Replace each "y-tick-label" in the entries below with "y-axis-label" and write the lines out again, altering nothing else. Omit the pictures from your answer.

# start of Input rows

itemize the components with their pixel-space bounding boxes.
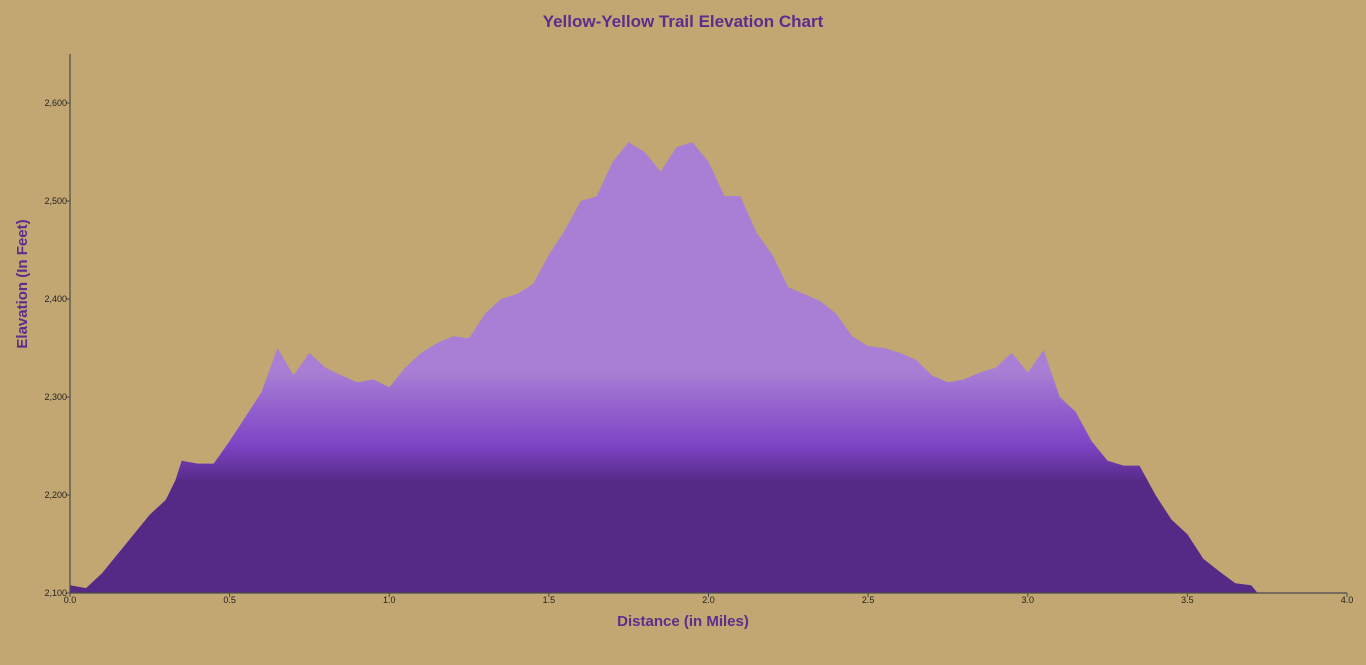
y-tick-label: 2,300 <box>44 392 67 402</box>
y-tick-label: 2,500 <box>44 196 67 206</box>
x-tick-label: 0.5 <box>223 595 236 605</box>
x-tick-label: 3.0 <box>1021 595 1034 605</box>
x-tick-label: 3.5 <box>1181 595 1194 605</box>
x-tick-label: 0.0 <box>64 595 77 605</box>
x-axis-title: Distance (in Miles) <box>617 613 749 630</box>
x-tick-label: 1.5 <box>543 595 556 605</box>
y-axis-ticks: 2,100 2,200 2,300 2,400 2,500 2,600 <box>44 98 70 598</box>
chart-title: Yellow-Yellow Trail Elevation Chart <box>543 12 824 31</box>
x-tick-label: 1.0 <box>383 595 396 605</box>
y-axis-title: Elavation (In Feet) <box>14 219 31 348</box>
y-tick-label: 2,600 <box>44 98 67 108</box>
y-tick-label: 2,200 <box>44 490 67 500</box>
x-axis-ticks: 0.0 0.5 1.0 1.5 2.0 2.5 3.0 3.5 4.0 <box>64 593 1354 605</box>
x-tick-label: 4.0 <box>1341 595 1354 605</box>
x-tick-label: 2.0 <box>702 595 715 605</box>
y-tick-label: 2,400 <box>44 294 67 304</box>
elevation-area <box>70 142 1258 593</box>
x-tick-label: 2.5 <box>862 595 875 605</box>
y-tick-label: 2,100 <box>44 588 67 598</box>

# end of Input rows

**Exercise response**
itemize the components with their pixel-space bounding boxes.
y-axis-label: 2,300 <box>44 392 67 402</box>
y-axis-label: 2,500 <box>44 196 67 206</box>
x-tick-label: 0.5 <box>223 595 236 605</box>
x-tick-label: 3.0 <box>1021 595 1034 605</box>
x-tick-label: 3.5 <box>1181 595 1194 605</box>
x-tick-label: 0.0 <box>64 595 77 605</box>
x-axis-title: Distance (in Miles) <box>617 613 749 630</box>
x-tick-label: 1.5 <box>543 595 556 605</box>
y-axis-ticks: 2,100 2,200 2,300 2,400 2,500 2,600 <box>44 98 70 598</box>
chart-title: Yellow-Yellow Trail Elevation Chart <box>543 12 824 31</box>
x-tick-label: 1.0 <box>383 595 396 605</box>
y-axis-title: Elavation (In Feet) <box>14 219 31 348</box>
y-axis-label: 2,600 <box>44 98 67 108</box>
y-axis-label: 2,200 <box>44 490 67 500</box>
x-axis-ticks: 0.0 0.5 1.0 1.5 2.0 2.5 3.0 3.5 4.0 <box>64 593 1354 605</box>
x-tick-label: 4.0 <box>1341 595 1354 605</box>
x-tick-label: 2.0 <box>702 595 715 605</box>
y-axis-label: 2,400 <box>44 294 67 304</box>
elevation-area <box>70 142 1258 593</box>
x-tick-label: 2.5 <box>862 595 875 605</box>
y-axis-label: 2,100 <box>44 588 67 598</box>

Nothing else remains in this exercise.